— begin Exercise materials —
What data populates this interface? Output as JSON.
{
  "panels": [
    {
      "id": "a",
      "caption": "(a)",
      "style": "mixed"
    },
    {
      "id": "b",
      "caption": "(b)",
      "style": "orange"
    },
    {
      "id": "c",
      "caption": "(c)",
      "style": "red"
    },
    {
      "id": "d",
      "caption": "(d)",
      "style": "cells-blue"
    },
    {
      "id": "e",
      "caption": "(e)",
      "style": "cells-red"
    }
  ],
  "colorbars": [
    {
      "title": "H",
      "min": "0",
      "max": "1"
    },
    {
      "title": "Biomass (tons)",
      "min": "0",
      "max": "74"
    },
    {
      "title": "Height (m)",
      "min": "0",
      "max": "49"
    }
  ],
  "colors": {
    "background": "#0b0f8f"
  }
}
— end Exercise materials —
Work out how many lines in the records above contain the word "style", and give only that number.

5